TASK PROMPT: Begin with the line that contains "Give me a plain-text" and transcribe each line after it, up to and including the last line of the listing below.

--------------------------------

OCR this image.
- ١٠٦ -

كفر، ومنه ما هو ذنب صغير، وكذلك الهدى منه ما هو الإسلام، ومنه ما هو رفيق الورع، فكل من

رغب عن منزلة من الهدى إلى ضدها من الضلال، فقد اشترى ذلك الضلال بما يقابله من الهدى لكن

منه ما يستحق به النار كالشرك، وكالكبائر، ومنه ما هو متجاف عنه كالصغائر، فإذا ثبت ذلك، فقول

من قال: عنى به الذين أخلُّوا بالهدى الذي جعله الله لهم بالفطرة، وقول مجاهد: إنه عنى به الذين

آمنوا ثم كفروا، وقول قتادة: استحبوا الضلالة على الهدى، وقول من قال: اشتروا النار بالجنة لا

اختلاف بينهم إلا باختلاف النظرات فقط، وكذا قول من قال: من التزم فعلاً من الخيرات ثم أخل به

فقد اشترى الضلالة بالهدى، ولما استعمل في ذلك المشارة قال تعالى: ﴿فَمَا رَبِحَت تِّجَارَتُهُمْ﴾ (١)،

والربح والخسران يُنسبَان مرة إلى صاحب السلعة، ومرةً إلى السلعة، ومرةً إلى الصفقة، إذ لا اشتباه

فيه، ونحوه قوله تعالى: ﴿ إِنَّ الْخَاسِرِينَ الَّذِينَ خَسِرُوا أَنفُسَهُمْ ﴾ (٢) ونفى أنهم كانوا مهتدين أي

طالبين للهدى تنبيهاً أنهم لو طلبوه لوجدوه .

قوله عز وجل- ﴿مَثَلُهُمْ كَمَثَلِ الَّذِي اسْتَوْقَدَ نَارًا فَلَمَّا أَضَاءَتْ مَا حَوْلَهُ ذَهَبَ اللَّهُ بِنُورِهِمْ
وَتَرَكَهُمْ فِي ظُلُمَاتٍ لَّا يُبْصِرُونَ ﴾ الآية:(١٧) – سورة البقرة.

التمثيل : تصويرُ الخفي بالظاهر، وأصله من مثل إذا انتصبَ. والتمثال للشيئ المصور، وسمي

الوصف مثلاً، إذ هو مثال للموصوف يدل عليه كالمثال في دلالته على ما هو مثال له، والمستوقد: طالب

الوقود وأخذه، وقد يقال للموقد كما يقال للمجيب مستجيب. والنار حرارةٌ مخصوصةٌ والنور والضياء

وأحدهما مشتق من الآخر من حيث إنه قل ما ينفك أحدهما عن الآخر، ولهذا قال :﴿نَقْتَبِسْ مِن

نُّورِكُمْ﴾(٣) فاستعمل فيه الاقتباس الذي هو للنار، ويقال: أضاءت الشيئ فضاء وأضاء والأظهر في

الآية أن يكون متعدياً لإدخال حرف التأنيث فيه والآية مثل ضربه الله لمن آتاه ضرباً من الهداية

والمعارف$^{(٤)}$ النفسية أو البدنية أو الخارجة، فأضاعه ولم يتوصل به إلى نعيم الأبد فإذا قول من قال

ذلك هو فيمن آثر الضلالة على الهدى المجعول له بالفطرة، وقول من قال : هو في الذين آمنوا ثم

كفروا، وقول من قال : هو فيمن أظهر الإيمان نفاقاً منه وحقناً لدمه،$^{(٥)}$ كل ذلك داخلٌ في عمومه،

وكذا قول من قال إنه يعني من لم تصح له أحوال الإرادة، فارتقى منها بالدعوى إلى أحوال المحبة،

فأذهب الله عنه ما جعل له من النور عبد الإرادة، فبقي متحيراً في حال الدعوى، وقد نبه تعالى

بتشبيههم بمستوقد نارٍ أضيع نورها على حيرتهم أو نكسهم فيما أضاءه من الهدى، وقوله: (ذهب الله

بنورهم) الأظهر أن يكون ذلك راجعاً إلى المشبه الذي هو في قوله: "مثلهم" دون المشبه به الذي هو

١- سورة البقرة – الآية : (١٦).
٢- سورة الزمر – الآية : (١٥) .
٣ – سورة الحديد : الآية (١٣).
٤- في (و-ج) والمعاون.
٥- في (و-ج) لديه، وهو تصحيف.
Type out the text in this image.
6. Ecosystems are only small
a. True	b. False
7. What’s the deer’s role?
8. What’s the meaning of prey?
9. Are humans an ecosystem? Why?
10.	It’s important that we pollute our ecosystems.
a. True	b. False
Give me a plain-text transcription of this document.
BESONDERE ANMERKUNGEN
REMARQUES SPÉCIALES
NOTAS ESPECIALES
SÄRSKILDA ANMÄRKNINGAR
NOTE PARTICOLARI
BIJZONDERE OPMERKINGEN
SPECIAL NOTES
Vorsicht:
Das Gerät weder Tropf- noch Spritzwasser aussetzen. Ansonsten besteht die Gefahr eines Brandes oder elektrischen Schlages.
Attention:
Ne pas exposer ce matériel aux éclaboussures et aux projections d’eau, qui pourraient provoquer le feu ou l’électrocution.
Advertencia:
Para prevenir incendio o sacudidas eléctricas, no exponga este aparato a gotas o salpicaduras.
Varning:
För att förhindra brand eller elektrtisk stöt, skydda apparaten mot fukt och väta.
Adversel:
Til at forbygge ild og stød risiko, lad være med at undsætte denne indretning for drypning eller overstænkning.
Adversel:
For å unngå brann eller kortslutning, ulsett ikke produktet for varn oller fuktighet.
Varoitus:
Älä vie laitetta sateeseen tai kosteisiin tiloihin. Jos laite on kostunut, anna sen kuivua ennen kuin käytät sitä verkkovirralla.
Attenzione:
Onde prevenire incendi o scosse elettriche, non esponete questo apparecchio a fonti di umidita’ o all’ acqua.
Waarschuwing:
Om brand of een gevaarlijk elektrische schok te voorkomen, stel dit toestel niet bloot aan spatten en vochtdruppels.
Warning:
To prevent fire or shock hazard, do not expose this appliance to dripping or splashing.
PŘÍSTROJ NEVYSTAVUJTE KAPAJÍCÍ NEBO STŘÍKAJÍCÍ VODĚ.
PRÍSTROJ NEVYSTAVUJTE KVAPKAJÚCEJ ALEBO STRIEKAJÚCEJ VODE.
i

--------------------------------

RESULT FOR THIS EXERCISE:
Give me a plain-text transcription of this document.
BESONDERE ANMERKUNGEN
REMARQUES SPÉCIALES
NOTAS ESPECIALES
SÄRSKILDA ANMÄRKNINGAR
NOTE PARTICOLARI
BIJZONDERE OPMERKINGEN
SPECIAL NOTES
Vorsicht:
Das Gerät weder Tropf- noch Spritzwasser aussetzen. Ansonsten besteht die Gefahr eines Brandes oder elektrischen Schlages.
Attention:
Ne pas exposer ce matériel aux éclaboussures et aux projections d’eau, qui pourraient provoquer le feu ou l’électrocution.
Advertencia:
Para prevenir incendio o sacudidas eléctricas, no exponga este aparato a gotas o salpicaduras.
Varning:
För att förhindra brand eller elektrtisk stöt, skydda apparaten mot fukt och väta.
Adversel:
Til at forbygge ild og stød risiko, lad være med at undsætte denne indretning for drypning eller overstænkning.
Adversel:
For å unngå brann eller kortslutning, ulsett ikke produktet for varn oller fuktighet.
Varoitus:
Älä vie laitetta sateeseen tai kosteisiin tiloihin. Jos laite on kostunut, anna sen kuivua ennen kuin käytät sitä verkkovirralla.
Attenzione:
Onde prevenire incendi o scosse elettriche, non esponete questo apparecchio a fonti di umidita’ o all’ acqua.
Waarschuwing:
Om brand of een gevaarlijk elektrische schok te voorkomen, stel dit toestel niet bloot aan spatten en vochtdruppels.
Warning:
To prevent fire or shock hazard, do not expose this appliance to dripping or splashing.
PŘÍSTROJ NEVYSTAVUJTE KAPAJÍCÍ NEBO STŘÍKAJÍCÍ VODĚ.
PRÍSTROJ NEVYSTAVUJTE KVAPKAJÚCEJ ALEBO STRIEKAJÚCEJ VODE.
i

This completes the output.